ENTRIES PROVIDED >>

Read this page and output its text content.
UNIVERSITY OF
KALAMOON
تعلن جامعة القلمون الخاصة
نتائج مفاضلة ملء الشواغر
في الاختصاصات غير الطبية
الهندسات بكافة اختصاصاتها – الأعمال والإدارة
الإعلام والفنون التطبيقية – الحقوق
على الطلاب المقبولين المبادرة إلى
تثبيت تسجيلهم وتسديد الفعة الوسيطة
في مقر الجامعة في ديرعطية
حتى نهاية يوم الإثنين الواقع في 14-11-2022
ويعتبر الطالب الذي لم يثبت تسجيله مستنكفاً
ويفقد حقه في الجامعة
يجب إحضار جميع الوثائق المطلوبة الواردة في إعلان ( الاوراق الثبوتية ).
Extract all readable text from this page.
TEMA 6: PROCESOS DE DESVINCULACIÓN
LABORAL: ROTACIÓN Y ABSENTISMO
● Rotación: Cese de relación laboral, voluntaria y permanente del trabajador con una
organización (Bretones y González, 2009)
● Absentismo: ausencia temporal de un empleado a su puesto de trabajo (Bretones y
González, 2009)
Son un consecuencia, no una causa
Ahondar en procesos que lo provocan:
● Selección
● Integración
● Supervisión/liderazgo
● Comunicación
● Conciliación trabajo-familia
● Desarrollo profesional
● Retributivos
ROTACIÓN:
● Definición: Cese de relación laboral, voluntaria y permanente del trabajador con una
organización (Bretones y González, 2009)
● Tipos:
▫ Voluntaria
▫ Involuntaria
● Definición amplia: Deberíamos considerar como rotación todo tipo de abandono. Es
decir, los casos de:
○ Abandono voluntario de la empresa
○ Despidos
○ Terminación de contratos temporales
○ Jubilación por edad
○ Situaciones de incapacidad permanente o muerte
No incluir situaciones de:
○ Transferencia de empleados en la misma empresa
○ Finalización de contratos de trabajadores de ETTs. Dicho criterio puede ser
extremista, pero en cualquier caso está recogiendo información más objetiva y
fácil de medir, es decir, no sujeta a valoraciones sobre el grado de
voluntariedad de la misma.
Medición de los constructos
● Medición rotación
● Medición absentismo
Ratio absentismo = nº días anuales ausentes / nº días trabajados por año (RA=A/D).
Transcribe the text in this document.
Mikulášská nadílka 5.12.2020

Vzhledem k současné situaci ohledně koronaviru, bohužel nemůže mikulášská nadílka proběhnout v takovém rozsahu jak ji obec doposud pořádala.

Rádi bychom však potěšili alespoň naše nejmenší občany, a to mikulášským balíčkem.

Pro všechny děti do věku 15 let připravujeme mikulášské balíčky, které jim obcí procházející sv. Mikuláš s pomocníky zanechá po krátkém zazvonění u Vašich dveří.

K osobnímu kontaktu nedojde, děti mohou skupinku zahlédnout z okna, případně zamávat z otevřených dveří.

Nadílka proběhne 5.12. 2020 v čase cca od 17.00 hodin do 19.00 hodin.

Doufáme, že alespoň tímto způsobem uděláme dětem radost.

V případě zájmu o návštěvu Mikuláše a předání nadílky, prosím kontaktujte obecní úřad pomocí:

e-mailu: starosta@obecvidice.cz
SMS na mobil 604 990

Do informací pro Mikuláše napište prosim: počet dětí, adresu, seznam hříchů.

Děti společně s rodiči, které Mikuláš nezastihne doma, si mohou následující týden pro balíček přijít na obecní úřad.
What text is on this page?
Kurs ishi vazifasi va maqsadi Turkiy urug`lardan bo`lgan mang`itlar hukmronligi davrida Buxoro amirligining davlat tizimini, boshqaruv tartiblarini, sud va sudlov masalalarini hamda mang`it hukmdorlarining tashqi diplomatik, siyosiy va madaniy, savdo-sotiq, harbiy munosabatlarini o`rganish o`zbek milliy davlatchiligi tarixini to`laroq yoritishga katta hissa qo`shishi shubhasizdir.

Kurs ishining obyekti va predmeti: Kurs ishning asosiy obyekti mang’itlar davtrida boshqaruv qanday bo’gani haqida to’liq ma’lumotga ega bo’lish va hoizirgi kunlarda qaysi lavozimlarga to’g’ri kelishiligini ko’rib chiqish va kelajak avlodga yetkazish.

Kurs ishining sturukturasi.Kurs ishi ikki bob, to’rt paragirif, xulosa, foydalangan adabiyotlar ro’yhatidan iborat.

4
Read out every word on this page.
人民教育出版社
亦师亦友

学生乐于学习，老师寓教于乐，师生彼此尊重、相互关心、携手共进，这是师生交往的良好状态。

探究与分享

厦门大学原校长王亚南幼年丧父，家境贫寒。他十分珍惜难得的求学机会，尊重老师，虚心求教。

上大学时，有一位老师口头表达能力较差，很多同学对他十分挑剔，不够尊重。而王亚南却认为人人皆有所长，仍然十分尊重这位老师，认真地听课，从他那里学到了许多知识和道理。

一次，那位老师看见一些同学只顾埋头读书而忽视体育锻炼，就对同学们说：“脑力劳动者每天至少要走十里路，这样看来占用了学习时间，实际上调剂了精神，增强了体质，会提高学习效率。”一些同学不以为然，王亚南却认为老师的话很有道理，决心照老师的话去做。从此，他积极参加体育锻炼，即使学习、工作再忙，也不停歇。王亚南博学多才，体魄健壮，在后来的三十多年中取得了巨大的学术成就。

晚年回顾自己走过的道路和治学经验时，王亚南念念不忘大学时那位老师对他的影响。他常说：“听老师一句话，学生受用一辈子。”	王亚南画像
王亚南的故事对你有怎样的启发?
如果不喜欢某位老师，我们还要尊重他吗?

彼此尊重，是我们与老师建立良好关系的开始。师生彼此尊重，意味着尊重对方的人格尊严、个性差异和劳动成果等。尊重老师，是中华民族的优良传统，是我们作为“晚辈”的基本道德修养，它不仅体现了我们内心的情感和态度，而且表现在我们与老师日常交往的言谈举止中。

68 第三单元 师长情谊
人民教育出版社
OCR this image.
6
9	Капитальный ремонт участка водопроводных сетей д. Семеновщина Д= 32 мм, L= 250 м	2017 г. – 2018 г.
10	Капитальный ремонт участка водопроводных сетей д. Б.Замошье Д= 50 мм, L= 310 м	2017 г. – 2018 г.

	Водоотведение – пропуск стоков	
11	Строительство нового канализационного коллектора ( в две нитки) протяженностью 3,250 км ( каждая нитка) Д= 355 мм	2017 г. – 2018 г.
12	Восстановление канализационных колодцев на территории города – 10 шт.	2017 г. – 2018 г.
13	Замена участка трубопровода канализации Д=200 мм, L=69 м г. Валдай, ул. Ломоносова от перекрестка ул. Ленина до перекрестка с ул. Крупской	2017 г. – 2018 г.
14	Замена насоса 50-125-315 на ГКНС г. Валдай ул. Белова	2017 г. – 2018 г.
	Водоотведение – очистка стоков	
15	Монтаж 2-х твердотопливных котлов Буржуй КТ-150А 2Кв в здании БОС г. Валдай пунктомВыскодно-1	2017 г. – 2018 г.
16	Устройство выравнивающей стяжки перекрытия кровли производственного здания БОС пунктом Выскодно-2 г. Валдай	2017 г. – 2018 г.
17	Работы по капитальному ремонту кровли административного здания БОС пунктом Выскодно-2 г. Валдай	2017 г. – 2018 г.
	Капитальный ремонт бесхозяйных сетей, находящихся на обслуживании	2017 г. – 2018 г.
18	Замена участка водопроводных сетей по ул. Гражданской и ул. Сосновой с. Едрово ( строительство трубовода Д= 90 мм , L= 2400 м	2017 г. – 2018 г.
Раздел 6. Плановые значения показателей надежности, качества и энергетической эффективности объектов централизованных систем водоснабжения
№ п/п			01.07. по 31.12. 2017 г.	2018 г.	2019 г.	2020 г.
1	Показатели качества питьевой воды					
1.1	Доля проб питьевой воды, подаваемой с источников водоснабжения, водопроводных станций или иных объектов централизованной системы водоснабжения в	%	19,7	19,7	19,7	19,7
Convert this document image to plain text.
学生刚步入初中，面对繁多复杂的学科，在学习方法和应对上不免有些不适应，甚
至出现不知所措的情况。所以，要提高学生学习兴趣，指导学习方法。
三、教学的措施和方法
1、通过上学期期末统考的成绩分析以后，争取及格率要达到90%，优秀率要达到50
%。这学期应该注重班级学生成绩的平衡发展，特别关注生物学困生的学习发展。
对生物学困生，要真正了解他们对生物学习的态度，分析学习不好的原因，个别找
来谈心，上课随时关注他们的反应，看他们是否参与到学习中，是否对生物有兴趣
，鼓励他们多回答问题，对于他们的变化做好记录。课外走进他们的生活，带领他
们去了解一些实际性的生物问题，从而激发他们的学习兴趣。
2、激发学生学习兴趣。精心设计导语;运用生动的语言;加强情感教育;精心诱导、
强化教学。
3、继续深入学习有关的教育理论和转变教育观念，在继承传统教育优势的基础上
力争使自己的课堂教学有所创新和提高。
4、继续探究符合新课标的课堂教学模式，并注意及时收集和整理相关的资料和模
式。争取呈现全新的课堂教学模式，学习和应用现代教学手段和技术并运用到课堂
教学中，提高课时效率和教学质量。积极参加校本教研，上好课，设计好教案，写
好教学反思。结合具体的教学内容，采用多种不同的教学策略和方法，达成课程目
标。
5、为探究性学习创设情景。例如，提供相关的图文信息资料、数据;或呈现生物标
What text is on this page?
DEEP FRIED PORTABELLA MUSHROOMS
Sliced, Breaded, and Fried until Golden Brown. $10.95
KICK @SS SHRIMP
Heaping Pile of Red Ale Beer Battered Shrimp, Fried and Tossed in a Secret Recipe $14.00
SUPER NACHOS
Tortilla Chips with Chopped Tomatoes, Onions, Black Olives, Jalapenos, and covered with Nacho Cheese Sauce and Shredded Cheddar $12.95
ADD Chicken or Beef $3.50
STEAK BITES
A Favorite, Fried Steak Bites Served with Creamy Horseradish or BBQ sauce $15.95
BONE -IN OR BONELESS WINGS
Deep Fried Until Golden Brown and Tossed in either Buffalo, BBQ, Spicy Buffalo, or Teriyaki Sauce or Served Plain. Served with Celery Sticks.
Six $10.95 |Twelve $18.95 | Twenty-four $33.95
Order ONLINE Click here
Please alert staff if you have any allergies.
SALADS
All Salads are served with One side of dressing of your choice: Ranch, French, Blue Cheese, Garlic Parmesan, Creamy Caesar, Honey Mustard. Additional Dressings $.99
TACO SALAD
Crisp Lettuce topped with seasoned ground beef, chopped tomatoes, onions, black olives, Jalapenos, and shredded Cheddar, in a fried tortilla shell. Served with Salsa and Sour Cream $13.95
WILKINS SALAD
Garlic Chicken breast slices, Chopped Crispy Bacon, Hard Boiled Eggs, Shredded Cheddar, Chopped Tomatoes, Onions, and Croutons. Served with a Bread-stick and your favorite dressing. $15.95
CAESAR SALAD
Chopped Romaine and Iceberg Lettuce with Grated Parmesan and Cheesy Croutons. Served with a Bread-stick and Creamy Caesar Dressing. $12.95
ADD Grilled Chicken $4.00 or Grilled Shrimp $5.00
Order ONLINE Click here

TASK DESCRIPTION >>
Wherever "Tossed" shows up in a line, copy that line.

RESULT FOR THIS TASK >>
Heaping Pile of Red Ale Beer Battered Shrimp, Fried and Tossed in a Secret Recipe $14.00
Deep Fried Until Golden Brown and Tossed in either Buffalo, BBQ, Spicy Buffalo, or Teriyaki Sauce or Served Plain. Served with Celery Sticks.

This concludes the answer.